• _TASK TO COMPLETE_: For each line below that includes the word "name", make a copy.

====== MATERIALS PROVIDED

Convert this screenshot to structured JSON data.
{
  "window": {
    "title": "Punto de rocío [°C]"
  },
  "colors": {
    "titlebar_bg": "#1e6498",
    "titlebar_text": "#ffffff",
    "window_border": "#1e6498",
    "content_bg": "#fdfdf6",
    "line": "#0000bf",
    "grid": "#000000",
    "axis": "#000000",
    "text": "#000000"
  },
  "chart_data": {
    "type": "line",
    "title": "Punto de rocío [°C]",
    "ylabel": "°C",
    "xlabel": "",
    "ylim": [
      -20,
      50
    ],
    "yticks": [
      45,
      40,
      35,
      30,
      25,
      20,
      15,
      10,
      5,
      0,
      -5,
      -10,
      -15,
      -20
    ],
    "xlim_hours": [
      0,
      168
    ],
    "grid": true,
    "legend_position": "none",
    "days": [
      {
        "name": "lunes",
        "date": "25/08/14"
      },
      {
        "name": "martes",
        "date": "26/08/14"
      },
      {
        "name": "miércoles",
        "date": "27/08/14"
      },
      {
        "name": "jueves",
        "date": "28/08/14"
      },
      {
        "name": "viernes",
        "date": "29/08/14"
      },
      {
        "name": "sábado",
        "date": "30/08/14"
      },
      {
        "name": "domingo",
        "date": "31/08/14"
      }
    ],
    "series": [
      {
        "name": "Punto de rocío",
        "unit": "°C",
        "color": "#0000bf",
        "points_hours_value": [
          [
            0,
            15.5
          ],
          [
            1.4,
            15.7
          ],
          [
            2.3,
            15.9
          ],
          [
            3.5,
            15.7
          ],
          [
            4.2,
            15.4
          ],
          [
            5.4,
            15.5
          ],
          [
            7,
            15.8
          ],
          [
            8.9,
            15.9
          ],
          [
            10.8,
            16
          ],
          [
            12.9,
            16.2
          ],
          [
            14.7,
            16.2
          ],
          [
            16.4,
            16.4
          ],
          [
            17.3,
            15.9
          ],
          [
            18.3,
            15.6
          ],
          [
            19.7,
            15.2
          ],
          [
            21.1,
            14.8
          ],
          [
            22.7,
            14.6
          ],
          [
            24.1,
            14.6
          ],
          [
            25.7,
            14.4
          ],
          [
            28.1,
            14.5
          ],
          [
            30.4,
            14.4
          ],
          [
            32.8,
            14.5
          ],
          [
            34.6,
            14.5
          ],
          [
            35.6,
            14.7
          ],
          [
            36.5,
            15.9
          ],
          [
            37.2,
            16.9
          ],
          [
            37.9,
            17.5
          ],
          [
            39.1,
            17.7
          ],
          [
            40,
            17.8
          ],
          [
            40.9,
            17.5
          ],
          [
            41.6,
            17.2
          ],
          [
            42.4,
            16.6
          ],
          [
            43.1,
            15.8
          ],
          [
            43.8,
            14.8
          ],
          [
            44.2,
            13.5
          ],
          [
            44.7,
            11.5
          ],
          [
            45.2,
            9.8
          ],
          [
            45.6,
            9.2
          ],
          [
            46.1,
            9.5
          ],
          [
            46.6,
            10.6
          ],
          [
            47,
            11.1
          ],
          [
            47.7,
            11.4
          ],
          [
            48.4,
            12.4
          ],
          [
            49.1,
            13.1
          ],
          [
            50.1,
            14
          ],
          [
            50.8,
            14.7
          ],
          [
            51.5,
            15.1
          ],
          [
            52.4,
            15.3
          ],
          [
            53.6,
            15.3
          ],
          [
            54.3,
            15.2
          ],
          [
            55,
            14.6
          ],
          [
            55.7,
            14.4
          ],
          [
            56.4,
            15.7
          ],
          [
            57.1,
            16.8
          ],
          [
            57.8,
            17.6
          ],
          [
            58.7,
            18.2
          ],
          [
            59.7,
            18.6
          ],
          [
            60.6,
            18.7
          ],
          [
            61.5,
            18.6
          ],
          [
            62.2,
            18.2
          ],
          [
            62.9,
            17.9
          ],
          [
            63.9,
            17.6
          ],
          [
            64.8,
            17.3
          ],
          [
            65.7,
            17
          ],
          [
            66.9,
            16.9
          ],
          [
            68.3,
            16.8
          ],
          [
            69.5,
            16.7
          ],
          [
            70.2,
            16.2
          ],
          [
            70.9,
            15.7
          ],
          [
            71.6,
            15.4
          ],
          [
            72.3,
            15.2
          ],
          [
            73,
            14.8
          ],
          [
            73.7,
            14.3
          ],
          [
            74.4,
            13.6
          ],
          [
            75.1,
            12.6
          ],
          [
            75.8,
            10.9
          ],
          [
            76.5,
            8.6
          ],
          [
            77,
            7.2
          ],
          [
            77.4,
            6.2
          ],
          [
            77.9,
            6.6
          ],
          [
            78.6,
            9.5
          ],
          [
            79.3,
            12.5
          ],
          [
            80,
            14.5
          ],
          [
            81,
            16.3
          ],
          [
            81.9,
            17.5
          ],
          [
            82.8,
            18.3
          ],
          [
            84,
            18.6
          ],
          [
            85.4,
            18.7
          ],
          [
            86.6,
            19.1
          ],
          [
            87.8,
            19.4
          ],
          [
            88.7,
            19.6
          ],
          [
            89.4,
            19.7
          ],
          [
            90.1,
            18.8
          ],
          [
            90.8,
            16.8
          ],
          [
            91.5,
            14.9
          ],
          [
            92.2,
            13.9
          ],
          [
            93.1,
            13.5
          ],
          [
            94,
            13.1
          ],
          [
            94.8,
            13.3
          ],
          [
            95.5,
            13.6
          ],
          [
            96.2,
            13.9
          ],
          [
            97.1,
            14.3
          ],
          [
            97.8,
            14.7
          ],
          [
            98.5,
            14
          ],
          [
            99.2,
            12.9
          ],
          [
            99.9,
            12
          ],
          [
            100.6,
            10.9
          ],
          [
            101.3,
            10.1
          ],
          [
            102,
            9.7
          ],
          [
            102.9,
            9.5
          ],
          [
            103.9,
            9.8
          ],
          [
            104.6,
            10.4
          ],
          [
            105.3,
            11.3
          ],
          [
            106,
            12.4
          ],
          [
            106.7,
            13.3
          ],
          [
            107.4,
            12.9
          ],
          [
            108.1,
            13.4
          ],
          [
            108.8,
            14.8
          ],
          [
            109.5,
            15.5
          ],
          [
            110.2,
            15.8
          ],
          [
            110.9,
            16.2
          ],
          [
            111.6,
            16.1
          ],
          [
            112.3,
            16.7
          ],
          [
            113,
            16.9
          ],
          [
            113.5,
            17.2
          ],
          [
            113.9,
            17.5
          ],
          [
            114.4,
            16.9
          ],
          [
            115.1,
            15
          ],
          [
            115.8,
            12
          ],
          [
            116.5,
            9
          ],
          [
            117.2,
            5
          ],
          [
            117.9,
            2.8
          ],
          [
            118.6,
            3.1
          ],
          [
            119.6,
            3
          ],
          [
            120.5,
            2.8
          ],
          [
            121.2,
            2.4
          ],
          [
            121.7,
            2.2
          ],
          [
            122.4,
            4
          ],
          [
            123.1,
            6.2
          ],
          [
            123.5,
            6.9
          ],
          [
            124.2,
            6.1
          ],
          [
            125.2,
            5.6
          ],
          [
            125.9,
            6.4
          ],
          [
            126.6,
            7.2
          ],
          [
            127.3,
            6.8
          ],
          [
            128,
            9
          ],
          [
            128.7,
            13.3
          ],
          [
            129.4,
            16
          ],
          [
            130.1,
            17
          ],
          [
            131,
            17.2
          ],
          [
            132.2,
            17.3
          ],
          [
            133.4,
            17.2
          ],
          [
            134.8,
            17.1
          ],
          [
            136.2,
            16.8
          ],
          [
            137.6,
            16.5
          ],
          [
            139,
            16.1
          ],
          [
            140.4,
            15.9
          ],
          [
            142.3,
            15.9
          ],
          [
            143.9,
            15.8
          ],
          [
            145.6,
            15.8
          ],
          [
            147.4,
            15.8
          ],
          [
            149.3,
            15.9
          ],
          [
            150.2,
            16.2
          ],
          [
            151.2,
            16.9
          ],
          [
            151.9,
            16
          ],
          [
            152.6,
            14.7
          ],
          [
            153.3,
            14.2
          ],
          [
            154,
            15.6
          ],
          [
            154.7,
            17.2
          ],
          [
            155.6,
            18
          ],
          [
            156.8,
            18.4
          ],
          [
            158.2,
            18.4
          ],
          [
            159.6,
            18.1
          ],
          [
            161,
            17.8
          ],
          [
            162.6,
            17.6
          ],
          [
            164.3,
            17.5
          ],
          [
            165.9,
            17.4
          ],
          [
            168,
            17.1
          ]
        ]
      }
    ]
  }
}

============

• _SOLUTION_:
        "name": "lunes",
        "name": "martes",
        "name": "miércoles",
        "name": "jueves",
        "name": "viernes",
        "name": "sábado",
        "name": "domingo",
        "name": "Punto de rocío",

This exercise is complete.